━━ EXCERPT TO READ

It is on that point that I wish to ask a question. Whoever was responsible for this clash between the National Dock Labour Board, on the one side, the Emergency Committee on the other, and Ministers at a still later stage, I am sure the right hon. Gentleman will agree that that clash was extremely unfortunate from the public point of view. When the Emergency Committee was set up at the beginning, were steps taken to acquaint the dock people as to the relative areas of authority to be exercised by the Emergency Committee and the Dock Labour Board?

Mr. Ede

There were no areas of authority. The relationship between the Emergency Committee and the National Dock Labour Board throughout the first week was of the friendliest description.

Vice-Admiral Taylor (Paddington, South) indicated dissent.

Mr. Ede

It is no good the hon. and gallant Member shaking his head. The relationship was quite friendly, and there were daily consultations between the Emergency Committee and the representatives of the National Dock Labour Board.

Vice-Admiral Taylor

Were the Dock Labour Board informed that they were under the authority of the Emergency Committee? That is the question that was asked. If they were not, they ought to have been.

Mr. Ede

No, I do not think they were. In our view, the emergency regulations are quite clear. We were astounded at the action of Lord Ammon in issuing this statement. Ships cannot be loaded and unloaded without labour, and, in the ordinary course, the only people who can supply labour to the London docks are the London Dock Labour Board. Inasmuch as the Emergency Committee was charged with the loading and unloading of ships, it is clear that the National Dock Labour Board, who would supply the labour, had to be responsible to them for the way they discharged their duties, whether they were statutory or not.

The next thing that I am asked is whether the Maxwell Committee were informed of the negotiations with the lightermen. Certainly they were; they were informed of the negotiations with the lightermen.

Sir J. Anderson

Or the Dock Labour Board?

Mr. Ede

No, Sir. From what I have just said it is clear that the proper persons for us to communicate with as a Government were the Emergency Committee whom we had set up to have complete oversight of the port.

Sir J. Anderson

The right hon. Gentleman knows that on that point he is directly challenged.

Mr. Ede

I do not know what the right hon. Gentleman means by that.

Sir J. Anderson

I only want to make it clear that the view that was taken in the port was that the Dock Labour Board were not in any way made subordinate to the Emergency Committee. The right hon. Gentleman says they were.

Mr. Ede

I have given the Committee my reasons for thinking they were. They may be good, bad or indifferent reasons, but they were the reasons that caused us to accept the position that the Emergency Committee were in complete control of the Board.

━━━━

→ AIM 1
In the debate excerpt, reproduce the passage starting with "No, I do not" and going on through "Or the Dock Labour Board?", swapping "Lord Ammon" for "the Board's chairman".
→ AIM 2
According to the debate excerpt, how often did the Emergency Committee consult representatives of the National Dock Labour Board?
→ AIM 3
Carry on the parliamentary exchange about the Emergency Committee and the Dock Labour Board from the point where it ends.

━━ DATA SEGMENT

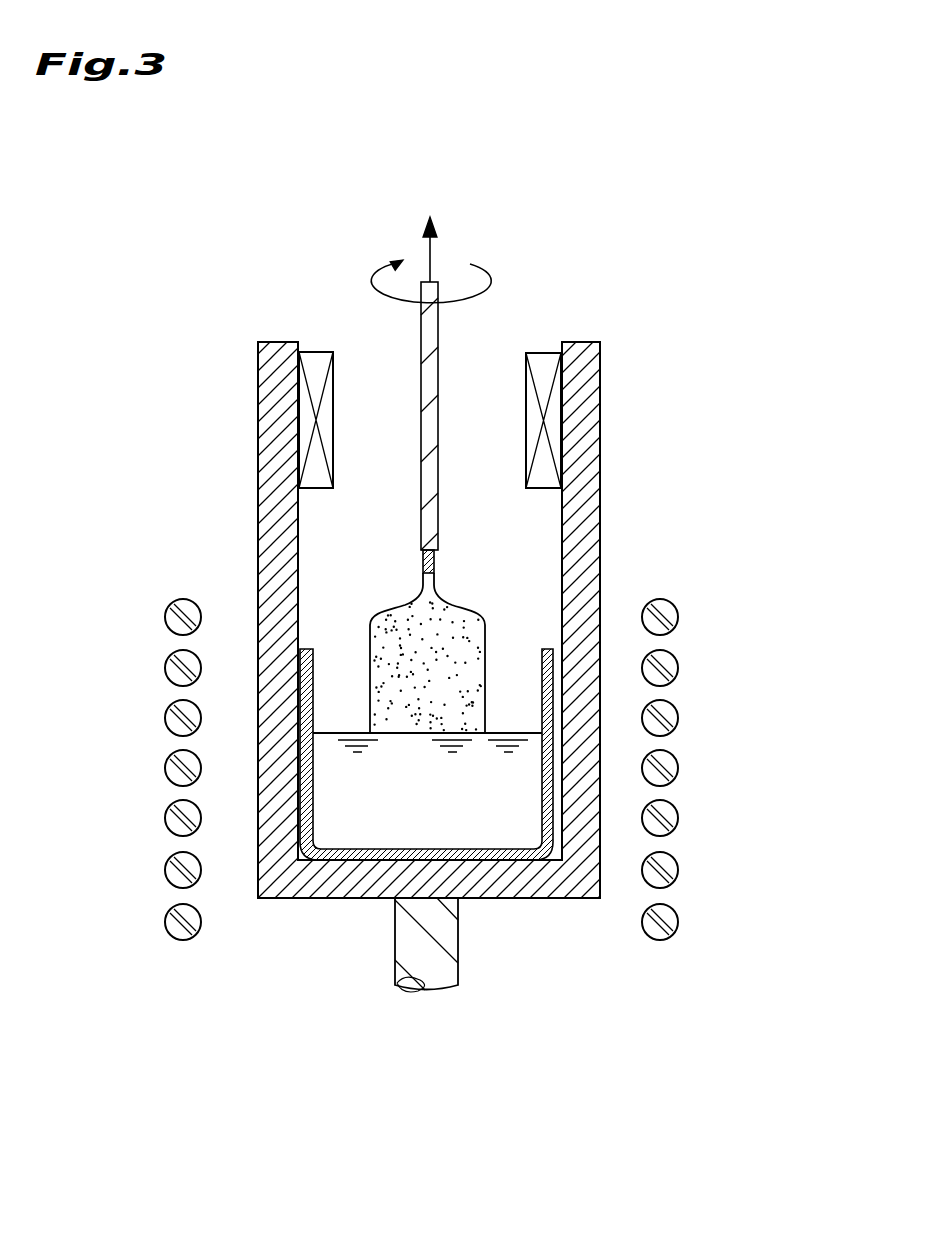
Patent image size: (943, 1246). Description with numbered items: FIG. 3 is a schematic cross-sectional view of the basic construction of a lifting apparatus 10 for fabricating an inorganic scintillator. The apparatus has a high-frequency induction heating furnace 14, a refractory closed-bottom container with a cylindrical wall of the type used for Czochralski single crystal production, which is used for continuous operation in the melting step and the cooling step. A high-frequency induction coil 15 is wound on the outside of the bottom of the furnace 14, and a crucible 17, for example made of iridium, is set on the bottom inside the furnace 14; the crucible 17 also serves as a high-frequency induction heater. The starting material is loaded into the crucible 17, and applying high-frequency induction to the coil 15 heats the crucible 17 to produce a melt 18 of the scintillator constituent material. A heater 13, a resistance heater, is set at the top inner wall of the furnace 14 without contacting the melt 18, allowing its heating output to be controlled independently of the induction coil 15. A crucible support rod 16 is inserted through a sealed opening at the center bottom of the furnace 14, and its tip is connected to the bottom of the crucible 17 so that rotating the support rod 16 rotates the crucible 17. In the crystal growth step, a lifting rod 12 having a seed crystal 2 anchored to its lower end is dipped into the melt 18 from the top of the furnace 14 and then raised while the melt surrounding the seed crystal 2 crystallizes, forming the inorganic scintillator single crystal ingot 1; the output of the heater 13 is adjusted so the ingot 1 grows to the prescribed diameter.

━━━━

→ WRITTEN RESPONSE 1
No, I do not think they were. In our view, the emergency regulations are quite clear. We were astounded at the action of the Board's chairman in issuing this statement. Ships cannot be loaded and unloaded without labour, and, in the ordinary course, the only people who can supply labour to the London docks are the London Dock Labour Board. Inasmuch as the Emergency Committee was charged with the loading and unloading of ships, it is clear that the National Dock Labour Board, who would supply the labour, had to be responsible to them for the way they discharged their duties, whether they were statutory or not.

The next thing that I am asked is whether the Maxwell Committee were informed of the negotiations with the lightermen. Certainly they were; they were informed of the negotiations with the lightermen.

Sir J. Anderson

Or the Dock Labour Board?

→ WRITTEN RESPONSE 2
Daily.

→ WRITTEN RESPONSE 3
I now come to the third question that was put to me. I apologise for the length of time that I am taking. I do not know whether a computation can be taken of what percentage of my time has been taken up by my own speech and how much has been taken up by questions from various quarters of the Committee. The third question was: Was the Prime Minister aware of the National Dock Labour Board's special statutory position? Certainly he was. We discussed this matter; I hope I am not doing anything that is contrary to the Official Secrets Act if I say that the Attorney-General was present at the interviews at which we discussed this matter, and advised us as to the proper position.

I am now leaving the question of the emergency. I hope I have established the fact that so far from there being any muddle, the policy of the Government was consistent throughout. They asked Parliament for emergency powers so that they could work this Board. My right hon. Friend the Minister of Transport appointed an Emergency Committee. It is true that he committed the sin of not appointing the kind of Committee that the right hon. Gentleman the Chairman of the Port of London Authority wanted. For that we accept responsibility; the responsibility is ours and we accept it. I have endeavoured to show to the Committee that, in our view, it was essential that on that Emergency Committee there should not be represented any one of the interests whose particular position might become the matter of controversy on the body that was actually issuing the orders.

There have been other strikes and industrial disputes in the London Docks. They have lasted far longer than this. They have left behind them bitterness on both sides which, I hope, will be absent from this. But I do not want to delude anyone into thinking that I do not share the views expressed by the right hon. Gentleman about the irresponsibility and, to my mind, the wickedness of some of the people who have been engaged in this enterprise. This matter originated in people coming to this country from Canada towards the end of last year, before this voyage of the "Beaverbrae" took place, and opening a London office which they closed the day after the men decided to return to work. I had the advantage of picking up three gentlemen of alien blood, and none of them, apparently, even of English descent—for there are some people of alien blood who are of English descent and who generally hold the kind of views about these matters which are generally shared in this House of Commons.

Those men had been attending the Communist International—a dockers' conference at Marseilles. On one of them we found an invitation from the London unofficial lockout committee inviting him to come to this country. Really, they should instruct their agents not to be so careless about the preservation of incriminating documents. There has been a final episode. It was announced in Victoria Park that the Assistant Minister of Labour in Canada had apparently, some time towards the end of last week, decided that he would do something in Canada to end the dispute in England. I can get no confirmation of that from any quarter. What settled the dispute was the decision of the corn porters, English trade unionists, that they were not going to be made the cats-paw of these people any longer, and they decided to return to the "Beaverbrae" and to work it on Monday. It was then necessary to find some face-saving device for the people who had misled these men to use at the Victoria Park meeting.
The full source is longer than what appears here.